WRITTEN INSTRUCTION — Select every line containing the word "المحمود" from the material, and copy those lines.

+++ EXTRACTED INFORMATION +++

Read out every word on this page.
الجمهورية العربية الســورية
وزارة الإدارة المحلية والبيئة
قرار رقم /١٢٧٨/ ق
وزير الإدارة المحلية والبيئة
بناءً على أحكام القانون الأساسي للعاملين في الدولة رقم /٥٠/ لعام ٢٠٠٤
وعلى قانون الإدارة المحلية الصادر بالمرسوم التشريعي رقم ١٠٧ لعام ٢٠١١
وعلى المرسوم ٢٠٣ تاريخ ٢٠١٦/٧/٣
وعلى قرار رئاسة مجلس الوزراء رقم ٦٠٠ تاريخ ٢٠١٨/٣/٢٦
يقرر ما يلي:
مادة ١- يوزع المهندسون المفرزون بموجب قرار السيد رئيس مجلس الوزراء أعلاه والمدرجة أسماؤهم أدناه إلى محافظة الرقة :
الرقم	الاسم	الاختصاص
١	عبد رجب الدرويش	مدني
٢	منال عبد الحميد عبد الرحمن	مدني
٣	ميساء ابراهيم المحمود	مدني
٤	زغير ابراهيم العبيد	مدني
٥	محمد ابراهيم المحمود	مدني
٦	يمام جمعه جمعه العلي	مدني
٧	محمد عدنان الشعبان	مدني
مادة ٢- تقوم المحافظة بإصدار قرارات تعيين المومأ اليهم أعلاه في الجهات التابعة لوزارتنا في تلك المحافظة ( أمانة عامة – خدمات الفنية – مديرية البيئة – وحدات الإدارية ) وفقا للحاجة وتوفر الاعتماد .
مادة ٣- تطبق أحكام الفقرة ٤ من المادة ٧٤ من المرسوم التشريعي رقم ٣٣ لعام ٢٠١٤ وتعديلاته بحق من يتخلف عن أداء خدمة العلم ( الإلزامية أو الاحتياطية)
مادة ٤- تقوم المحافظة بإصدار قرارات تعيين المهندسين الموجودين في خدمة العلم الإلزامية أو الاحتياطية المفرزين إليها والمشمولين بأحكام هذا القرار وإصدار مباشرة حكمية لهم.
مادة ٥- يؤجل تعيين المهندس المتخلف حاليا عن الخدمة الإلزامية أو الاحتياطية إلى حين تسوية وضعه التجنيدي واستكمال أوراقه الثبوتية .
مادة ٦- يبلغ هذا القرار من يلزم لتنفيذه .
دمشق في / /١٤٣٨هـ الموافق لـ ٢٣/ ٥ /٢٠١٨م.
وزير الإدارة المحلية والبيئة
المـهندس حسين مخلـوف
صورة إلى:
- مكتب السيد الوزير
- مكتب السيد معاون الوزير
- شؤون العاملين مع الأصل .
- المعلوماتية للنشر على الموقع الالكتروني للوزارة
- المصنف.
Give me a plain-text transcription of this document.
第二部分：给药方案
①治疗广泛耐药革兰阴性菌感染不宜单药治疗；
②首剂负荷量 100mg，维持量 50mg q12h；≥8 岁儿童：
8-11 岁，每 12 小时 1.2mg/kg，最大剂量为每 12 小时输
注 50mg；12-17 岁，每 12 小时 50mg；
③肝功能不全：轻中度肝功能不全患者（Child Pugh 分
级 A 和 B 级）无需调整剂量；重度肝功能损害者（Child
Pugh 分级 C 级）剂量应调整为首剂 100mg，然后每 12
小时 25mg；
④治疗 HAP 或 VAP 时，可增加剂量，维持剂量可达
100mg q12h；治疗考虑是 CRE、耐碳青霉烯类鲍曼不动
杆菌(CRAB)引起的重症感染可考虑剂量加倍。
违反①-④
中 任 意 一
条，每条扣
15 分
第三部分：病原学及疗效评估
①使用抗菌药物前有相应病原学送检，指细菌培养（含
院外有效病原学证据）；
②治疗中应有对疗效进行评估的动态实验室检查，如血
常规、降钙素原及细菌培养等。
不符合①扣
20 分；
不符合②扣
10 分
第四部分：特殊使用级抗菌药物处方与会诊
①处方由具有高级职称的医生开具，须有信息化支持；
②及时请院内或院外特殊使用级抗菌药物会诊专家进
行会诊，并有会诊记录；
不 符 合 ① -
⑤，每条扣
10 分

+++

TASK OUTPUT —
٣	ميساء ابراهيم المحمود	مدني
٥	محمد ابراهيم المحمود	مدني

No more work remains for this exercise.